■ **Problem**:
Extract every line where the string "indexes" appears.

■ **Recorded data**:
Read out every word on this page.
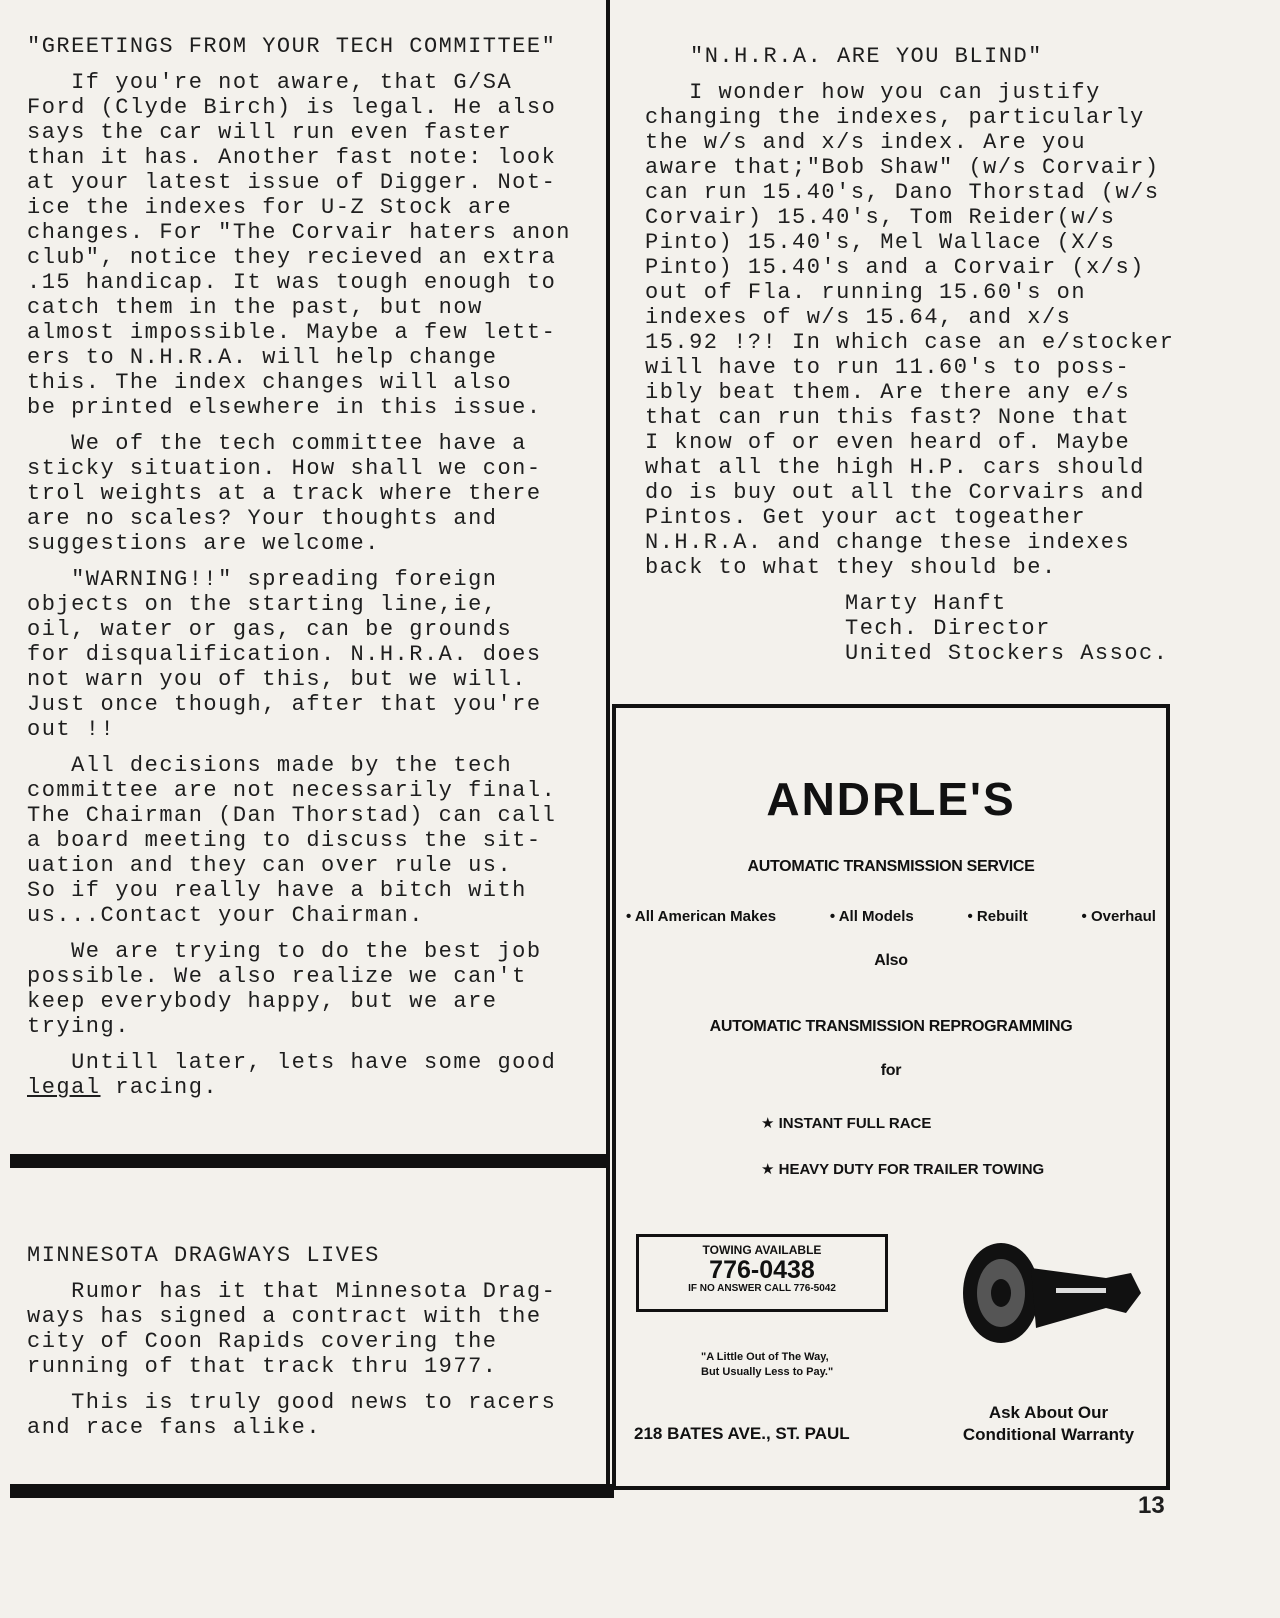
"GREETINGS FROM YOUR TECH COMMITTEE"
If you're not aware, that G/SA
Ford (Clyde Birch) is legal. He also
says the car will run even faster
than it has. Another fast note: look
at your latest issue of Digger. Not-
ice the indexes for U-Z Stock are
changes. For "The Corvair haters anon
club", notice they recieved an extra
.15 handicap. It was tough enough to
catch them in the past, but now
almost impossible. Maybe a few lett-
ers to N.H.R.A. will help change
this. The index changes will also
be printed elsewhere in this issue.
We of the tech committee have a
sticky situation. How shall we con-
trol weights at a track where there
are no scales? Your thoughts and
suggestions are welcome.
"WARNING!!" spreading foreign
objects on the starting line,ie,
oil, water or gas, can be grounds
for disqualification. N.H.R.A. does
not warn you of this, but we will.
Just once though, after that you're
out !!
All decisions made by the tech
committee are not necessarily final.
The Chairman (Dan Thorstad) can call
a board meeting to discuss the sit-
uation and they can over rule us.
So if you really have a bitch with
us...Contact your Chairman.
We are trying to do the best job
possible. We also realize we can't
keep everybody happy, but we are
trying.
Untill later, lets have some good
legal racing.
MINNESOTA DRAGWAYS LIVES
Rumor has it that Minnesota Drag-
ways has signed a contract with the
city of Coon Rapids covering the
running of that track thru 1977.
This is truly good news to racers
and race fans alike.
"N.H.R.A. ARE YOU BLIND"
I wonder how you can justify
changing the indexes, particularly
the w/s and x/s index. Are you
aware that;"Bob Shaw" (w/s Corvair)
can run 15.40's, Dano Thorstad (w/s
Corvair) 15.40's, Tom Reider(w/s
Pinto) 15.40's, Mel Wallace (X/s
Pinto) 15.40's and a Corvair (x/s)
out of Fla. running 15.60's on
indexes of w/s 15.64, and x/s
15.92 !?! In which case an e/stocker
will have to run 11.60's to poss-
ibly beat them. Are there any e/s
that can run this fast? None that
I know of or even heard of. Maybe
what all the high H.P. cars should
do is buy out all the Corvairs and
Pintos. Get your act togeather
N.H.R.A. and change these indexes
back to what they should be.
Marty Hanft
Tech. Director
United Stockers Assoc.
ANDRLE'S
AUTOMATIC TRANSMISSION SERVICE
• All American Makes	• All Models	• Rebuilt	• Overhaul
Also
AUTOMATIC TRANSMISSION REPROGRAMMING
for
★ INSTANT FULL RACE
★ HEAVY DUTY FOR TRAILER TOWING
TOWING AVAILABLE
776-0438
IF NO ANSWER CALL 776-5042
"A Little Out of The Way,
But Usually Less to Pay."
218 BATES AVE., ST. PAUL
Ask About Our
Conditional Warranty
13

■ **Answer to this exercise**:
ice the indexes for U-Z Stock are
changing the indexes, particularly
indexes of w/s 15.64, and x/s
N.H.R.A. and change these indexes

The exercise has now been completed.